### Your objective
Please give the entries again in full and exactly, without any picture.

↓↓↓

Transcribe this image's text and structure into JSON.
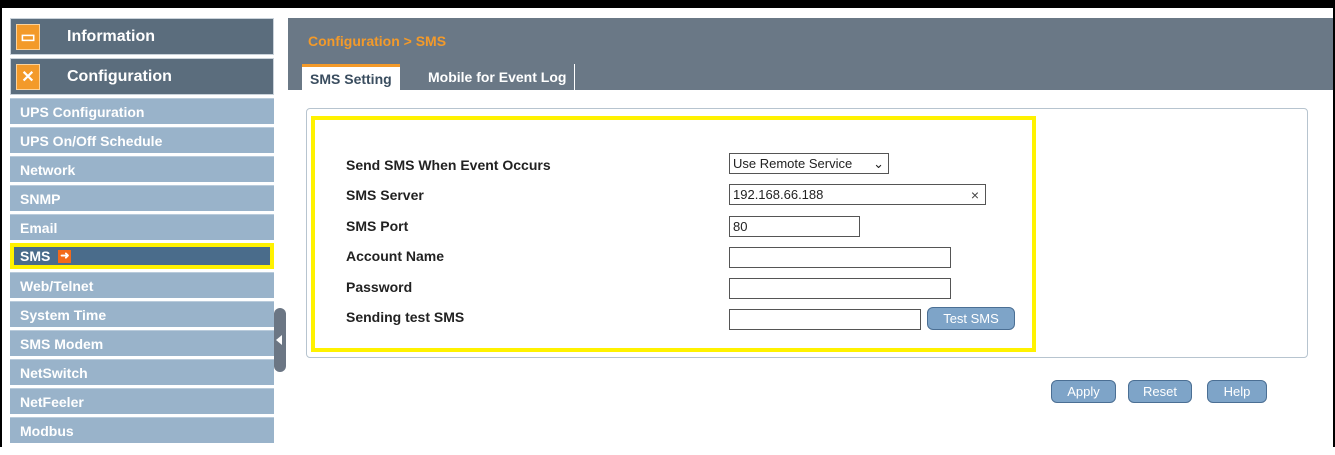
{
  "sidebar": {
    "information_label": "Information",
    "configuration_label": "Configuration",
    "items": [
      {
        "label": "UPS Configuration"
      },
      {
        "label": "UPS On/Off Schedule"
      },
      {
        "label": "Network"
      },
      {
        "label": "SNMP"
      },
      {
        "label": "Email"
      },
      {
        "label": "SMS"
      },
      {
        "label": "Web/Telnet"
      },
      {
        "label": "System Time"
      },
      {
        "label": "SMS Modem"
      },
      {
        "label": "NetSwitch"
      },
      {
        "label": "NetFeeler"
      },
      {
        "label": "Modbus"
      }
    ],
    "active_item": "SMS"
  },
  "header": {
    "breadcrumb": "Configuration > SMS",
    "tabs": [
      {
        "label": "SMS Setting",
        "active": true
      },
      {
        "label": "Mobile for Event Log",
        "active": false
      }
    ]
  },
  "form": {
    "send_sms_label": "Send SMS When Event Occurs",
    "send_sms_value": "Use Remote Service",
    "server_label": "SMS Server",
    "server_value": "192.168.66.188",
    "port_label": "SMS Port",
    "port_value": "80",
    "account_label": "Account Name",
    "account_value": "",
    "password_label": "Password",
    "password_value": "",
    "test_label": "Sending test SMS",
    "test_value": "",
    "test_button": "Test SMS"
  },
  "actions": {
    "apply": "Apply",
    "reset": "Reset",
    "help": "Help"
  },
  "colors": {
    "accent": "#f39a2a",
    "highlight": "#fff200",
    "sidebar_item": "#99b3ca",
    "header_bar": "#6a7886"
  }
}
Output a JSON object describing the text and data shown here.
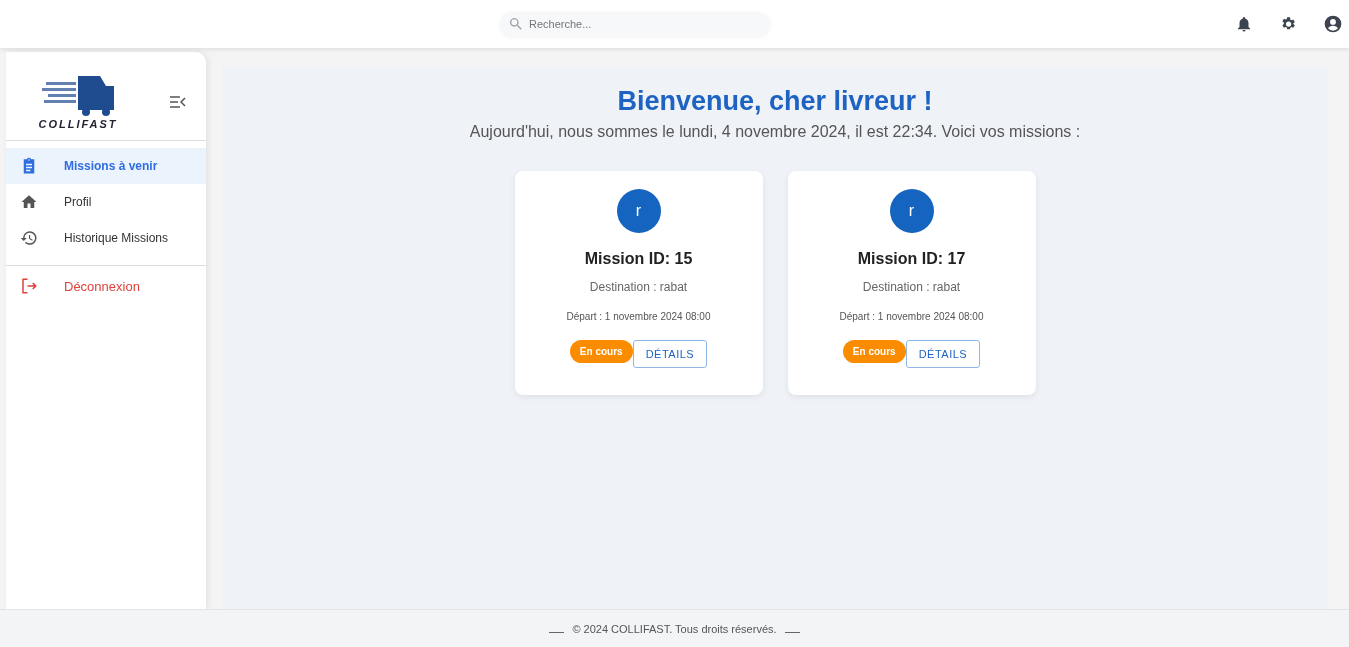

↑↑↑

### Answer to this exercise
Transcribe this image's text and structure into JSON.
{
  "sidebar": {
    "information_label": "Information",
    "configuration_label": "Configuration",
    "items": [
      {
        "label": "UPS Configuration"
      },
      {
        "label": "UPS On/Off Schedule"
      },
      {
        "label": "Network"
      },
      {
        "label": "SNMP"
      },
      {
        "label": "Email"
      },
      {
        "label": "SMS"
      },
      {
        "label": "Web/Telnet"
      },
      {
        "label": "System Time"
      },
      {
        "label": "SMS Modem"
      },
      {
        "label": "NetSwitch"
      },
      {
        "label": "NetFeeler"
      },
      {
        "label": "Modbus"
      }
    ],
    "active_item": "SMS"
  },
  "header": {
    "breadcrumb": "Configuration > SMS",
    "tabs": [
      {
        "label": "SMS Setting",
        "active": true
      },
      {
        "label": "Mobile for Event Log",
        "active": false
      }
    ]
  },
  "form": {
    "send_sms_label": "Send SMS When Event Occurs",
    "send_sms_value": "Use Remote Service",
    "server_label": "SMS Server",
    "server_value": "192.168.66.188",
    "port_label": "SMS Port",
    "port_value": "80",
    "account_label": "Account Name",
    "account_value": "",
    "password_label": "Password",
    "password_value": "",
    "test_label": "Sending test SMS",
    "test_value": "",
    "test_button": "Test SMS"
  },
  "actions": {
    "apply": "Apply",
    "reset": "Reset",
    "help": "Help"
  },
  "colors": {
    "accent": "#f39a2a",
    "highlight": "#fff200",
    "sidebar_item": "#99b3ca",
    "header_bar": "#6a7886"
  }
}
Output a JSON object describing the text and data shown here.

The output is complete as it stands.